**WORK TO BE COMPLETED**: In the listing below, locate the lines that hold "model" and copy them.

(Structured figure records)
• • •

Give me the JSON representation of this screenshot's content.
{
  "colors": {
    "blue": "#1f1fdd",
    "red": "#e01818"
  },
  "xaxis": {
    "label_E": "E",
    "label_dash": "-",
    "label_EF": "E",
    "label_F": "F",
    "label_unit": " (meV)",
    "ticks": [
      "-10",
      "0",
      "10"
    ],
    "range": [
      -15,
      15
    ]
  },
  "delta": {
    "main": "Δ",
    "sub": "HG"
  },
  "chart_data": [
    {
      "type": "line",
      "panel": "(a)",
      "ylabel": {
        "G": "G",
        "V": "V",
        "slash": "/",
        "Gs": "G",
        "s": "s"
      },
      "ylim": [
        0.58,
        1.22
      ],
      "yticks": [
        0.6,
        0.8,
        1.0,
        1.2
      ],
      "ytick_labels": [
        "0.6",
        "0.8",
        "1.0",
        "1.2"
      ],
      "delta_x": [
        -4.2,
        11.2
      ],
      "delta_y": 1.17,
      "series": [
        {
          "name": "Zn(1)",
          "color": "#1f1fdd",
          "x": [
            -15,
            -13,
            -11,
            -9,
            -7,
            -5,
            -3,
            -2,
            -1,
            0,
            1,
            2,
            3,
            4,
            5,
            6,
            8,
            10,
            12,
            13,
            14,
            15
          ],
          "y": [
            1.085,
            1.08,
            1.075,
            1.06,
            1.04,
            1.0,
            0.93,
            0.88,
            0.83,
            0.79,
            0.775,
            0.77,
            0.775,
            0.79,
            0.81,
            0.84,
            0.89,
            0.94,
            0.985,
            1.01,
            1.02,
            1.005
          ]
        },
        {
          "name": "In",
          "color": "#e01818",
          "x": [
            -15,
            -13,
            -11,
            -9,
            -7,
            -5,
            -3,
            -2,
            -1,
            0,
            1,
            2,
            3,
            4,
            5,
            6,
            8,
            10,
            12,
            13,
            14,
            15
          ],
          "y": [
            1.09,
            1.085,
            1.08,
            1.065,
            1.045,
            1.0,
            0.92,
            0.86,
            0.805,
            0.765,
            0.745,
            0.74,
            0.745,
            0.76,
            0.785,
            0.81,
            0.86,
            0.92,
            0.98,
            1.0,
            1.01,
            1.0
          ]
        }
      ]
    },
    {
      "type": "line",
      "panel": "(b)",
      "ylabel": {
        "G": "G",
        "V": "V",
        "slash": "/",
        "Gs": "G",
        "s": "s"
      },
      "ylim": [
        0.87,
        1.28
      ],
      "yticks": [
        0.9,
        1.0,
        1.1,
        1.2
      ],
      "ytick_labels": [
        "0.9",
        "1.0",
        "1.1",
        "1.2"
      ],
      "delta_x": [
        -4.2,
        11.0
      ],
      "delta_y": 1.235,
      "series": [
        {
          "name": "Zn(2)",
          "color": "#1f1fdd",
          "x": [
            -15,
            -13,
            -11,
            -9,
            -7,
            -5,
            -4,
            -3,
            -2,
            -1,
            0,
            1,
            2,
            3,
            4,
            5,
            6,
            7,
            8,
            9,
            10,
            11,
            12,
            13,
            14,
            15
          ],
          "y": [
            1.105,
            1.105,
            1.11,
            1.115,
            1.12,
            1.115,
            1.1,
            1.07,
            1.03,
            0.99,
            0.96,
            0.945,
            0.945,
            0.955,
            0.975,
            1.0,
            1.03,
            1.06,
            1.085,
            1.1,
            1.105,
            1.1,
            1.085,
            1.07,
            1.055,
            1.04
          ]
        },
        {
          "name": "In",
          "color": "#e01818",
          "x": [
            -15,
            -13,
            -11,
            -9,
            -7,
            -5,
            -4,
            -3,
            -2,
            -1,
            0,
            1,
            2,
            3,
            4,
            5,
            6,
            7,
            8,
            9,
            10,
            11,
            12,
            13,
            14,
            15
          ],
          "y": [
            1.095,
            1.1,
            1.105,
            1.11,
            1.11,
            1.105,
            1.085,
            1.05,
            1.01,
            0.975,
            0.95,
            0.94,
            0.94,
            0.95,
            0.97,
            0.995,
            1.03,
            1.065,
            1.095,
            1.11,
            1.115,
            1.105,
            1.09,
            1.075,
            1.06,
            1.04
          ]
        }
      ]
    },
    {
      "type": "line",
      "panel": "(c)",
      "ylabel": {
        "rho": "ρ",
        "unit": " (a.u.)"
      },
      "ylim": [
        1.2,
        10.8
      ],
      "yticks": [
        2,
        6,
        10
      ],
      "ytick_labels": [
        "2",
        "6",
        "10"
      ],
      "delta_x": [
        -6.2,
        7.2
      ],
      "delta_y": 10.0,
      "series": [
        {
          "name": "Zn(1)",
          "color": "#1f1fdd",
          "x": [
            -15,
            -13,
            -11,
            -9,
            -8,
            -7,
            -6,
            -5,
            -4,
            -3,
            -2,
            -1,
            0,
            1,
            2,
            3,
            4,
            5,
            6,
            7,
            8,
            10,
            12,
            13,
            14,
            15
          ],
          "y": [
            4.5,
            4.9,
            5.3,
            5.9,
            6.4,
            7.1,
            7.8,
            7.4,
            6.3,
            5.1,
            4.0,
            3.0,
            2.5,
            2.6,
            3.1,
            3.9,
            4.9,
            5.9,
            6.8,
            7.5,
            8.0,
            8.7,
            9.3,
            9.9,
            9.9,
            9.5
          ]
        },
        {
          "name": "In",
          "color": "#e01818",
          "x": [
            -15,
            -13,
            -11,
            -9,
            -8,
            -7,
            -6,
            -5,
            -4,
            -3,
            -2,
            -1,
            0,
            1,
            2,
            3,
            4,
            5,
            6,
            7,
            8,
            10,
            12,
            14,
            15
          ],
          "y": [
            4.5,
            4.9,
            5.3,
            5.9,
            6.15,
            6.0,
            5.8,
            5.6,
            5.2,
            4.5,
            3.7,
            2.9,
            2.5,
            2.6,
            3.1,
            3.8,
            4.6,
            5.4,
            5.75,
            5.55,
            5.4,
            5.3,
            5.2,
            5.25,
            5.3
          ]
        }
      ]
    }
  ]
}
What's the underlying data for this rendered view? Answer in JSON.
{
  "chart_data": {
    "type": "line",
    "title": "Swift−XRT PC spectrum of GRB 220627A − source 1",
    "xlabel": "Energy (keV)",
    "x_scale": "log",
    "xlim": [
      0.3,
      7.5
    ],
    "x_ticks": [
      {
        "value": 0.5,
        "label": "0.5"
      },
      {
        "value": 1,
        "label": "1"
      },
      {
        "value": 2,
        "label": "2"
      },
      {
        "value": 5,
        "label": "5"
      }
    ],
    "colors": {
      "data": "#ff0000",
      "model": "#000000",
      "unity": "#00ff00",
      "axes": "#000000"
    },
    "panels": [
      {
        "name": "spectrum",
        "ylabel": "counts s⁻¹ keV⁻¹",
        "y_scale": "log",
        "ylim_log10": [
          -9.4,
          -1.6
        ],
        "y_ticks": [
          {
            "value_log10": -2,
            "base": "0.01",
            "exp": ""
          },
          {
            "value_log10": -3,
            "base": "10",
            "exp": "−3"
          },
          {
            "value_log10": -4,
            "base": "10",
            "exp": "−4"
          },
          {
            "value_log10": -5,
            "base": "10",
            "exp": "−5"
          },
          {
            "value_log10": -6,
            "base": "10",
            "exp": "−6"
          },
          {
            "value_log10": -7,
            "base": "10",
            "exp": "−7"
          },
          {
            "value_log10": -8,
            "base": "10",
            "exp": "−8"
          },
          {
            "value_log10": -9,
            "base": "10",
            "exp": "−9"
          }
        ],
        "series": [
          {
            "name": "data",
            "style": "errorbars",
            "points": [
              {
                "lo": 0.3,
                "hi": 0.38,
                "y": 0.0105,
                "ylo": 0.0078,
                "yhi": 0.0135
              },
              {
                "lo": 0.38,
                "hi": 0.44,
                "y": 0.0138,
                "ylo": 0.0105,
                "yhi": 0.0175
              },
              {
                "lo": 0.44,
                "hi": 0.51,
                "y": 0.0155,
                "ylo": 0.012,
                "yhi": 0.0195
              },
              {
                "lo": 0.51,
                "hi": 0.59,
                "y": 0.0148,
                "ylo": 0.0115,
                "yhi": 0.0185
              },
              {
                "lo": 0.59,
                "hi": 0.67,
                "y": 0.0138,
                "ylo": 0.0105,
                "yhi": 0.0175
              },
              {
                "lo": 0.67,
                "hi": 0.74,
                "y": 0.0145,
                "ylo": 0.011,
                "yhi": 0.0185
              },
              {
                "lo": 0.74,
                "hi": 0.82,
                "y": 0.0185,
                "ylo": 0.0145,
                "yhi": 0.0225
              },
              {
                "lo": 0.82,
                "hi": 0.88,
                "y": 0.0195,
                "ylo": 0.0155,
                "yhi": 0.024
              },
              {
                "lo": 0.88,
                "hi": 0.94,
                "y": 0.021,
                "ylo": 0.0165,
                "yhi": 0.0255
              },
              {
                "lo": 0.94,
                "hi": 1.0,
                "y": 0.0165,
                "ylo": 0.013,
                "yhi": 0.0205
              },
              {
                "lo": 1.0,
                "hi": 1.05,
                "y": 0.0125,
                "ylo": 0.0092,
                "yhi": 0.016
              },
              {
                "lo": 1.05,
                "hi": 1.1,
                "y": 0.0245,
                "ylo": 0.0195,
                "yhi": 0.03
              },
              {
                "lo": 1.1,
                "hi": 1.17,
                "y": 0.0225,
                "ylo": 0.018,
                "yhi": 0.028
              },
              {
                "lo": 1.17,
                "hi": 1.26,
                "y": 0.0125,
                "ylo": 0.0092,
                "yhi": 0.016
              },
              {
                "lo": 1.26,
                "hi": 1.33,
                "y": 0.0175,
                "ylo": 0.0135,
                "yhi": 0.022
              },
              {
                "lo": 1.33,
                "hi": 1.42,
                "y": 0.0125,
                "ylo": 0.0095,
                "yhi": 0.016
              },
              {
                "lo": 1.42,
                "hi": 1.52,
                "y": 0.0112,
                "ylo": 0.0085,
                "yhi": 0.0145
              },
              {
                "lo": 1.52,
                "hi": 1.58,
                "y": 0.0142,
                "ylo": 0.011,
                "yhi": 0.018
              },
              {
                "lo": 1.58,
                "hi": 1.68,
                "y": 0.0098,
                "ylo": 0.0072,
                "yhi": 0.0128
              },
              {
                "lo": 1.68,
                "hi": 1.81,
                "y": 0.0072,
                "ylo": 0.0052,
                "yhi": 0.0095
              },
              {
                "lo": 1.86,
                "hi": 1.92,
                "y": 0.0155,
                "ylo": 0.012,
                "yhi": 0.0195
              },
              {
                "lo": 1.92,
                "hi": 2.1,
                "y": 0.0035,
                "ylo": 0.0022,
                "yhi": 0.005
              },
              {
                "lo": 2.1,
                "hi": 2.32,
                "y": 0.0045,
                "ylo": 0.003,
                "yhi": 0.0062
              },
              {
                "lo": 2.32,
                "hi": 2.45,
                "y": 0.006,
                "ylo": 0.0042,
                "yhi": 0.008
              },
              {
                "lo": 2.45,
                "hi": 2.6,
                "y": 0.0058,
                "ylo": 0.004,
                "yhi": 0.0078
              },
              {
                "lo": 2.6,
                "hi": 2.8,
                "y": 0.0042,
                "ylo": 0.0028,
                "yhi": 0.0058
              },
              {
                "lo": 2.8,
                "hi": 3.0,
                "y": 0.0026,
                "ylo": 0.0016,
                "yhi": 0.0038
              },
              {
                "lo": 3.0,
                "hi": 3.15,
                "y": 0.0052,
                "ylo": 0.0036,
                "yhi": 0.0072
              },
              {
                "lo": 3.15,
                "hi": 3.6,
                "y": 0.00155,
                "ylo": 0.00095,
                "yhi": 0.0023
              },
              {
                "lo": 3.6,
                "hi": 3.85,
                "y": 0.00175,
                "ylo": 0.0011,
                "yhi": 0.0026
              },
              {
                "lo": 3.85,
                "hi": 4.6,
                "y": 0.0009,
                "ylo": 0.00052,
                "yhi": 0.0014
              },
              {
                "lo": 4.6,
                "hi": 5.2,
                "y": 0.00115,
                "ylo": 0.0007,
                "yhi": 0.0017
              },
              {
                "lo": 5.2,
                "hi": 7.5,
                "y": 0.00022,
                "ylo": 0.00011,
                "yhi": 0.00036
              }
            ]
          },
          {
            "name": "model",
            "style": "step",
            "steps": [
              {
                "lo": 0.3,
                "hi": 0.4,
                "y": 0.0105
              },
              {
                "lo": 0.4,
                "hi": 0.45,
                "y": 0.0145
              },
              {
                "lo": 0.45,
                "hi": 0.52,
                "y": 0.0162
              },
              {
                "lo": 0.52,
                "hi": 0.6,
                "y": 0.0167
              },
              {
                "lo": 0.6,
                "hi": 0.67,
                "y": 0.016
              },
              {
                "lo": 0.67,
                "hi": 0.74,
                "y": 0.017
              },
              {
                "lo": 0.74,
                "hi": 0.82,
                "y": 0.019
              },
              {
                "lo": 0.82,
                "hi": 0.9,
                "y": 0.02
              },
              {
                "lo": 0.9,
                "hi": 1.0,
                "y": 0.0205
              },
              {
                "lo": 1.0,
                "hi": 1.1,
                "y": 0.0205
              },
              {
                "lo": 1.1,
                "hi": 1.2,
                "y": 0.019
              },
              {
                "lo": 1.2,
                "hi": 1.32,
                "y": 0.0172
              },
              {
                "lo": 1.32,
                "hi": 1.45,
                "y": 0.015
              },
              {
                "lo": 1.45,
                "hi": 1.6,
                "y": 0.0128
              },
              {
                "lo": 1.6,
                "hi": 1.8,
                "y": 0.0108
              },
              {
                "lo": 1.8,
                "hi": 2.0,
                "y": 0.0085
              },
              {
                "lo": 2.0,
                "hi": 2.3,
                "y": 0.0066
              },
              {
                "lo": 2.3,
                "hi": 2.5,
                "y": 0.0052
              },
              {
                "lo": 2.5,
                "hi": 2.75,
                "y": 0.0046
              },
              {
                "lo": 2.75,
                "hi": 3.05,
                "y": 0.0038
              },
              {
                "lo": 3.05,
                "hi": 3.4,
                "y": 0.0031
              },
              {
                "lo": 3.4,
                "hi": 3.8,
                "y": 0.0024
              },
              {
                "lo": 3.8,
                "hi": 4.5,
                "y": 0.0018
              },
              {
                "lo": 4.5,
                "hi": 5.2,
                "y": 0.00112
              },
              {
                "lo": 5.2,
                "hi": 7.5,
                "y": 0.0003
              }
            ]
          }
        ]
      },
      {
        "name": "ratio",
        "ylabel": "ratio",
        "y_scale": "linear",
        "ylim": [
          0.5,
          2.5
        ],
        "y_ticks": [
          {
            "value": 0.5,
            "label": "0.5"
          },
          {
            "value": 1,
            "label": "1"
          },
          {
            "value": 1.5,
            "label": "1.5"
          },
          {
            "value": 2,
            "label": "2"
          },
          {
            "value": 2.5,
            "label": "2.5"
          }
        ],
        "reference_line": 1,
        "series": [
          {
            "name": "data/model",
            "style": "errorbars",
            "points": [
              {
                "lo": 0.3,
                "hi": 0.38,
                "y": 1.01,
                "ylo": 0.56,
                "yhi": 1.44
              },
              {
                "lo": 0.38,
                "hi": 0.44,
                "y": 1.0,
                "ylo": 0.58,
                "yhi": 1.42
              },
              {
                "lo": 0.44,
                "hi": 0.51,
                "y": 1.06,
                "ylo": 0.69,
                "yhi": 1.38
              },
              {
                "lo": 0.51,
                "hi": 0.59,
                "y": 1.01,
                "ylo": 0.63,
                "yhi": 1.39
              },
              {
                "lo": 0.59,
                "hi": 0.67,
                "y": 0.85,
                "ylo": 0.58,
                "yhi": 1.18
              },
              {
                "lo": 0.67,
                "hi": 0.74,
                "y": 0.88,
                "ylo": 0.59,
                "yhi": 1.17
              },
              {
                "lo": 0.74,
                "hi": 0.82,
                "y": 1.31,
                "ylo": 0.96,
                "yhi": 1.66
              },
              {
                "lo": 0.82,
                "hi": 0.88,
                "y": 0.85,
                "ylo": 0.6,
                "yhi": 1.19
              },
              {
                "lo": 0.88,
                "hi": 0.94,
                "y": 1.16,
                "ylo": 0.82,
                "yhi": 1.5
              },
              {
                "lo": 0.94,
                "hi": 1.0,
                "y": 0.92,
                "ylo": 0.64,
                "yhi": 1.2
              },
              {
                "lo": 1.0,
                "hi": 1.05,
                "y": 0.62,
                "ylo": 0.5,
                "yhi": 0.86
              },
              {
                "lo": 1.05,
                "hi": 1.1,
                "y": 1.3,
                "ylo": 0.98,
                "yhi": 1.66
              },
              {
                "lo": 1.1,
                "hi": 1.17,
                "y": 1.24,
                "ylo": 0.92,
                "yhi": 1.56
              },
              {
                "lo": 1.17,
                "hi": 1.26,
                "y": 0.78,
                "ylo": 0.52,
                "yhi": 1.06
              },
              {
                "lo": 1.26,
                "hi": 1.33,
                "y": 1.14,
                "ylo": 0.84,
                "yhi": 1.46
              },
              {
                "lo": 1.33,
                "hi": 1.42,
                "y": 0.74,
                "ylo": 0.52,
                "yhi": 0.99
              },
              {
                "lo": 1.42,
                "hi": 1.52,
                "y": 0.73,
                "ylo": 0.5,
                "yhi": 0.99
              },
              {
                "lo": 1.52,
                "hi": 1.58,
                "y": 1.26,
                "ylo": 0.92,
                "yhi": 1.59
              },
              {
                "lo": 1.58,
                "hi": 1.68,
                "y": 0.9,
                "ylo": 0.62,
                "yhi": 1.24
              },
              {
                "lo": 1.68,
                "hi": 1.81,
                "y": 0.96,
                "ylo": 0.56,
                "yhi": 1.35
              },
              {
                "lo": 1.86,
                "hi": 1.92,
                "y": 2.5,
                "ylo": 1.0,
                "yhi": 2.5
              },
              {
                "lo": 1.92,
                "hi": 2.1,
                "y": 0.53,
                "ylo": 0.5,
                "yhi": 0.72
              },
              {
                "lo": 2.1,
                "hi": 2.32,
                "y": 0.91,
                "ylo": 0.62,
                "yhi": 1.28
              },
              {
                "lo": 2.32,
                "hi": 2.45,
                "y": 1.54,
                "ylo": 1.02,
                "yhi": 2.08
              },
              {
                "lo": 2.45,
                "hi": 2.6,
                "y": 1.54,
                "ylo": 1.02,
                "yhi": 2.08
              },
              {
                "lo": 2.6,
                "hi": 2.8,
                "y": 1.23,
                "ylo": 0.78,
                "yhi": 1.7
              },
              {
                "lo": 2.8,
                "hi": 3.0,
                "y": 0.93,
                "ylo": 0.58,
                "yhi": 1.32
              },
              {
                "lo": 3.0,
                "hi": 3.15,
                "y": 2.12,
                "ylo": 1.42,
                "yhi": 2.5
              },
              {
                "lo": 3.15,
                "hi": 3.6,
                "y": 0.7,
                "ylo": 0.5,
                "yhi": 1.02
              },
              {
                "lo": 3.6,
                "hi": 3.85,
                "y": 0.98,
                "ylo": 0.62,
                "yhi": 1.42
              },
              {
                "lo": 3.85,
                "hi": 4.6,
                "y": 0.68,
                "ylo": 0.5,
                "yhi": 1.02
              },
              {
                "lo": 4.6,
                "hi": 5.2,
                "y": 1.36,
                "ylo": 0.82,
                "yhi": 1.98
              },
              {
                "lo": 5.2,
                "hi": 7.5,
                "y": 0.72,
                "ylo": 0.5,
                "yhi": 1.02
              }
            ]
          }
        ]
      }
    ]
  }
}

• • •

**THE COMPLETED TASK**:
      "model": "#000000",
            "name": "model",
            "name": "data/model",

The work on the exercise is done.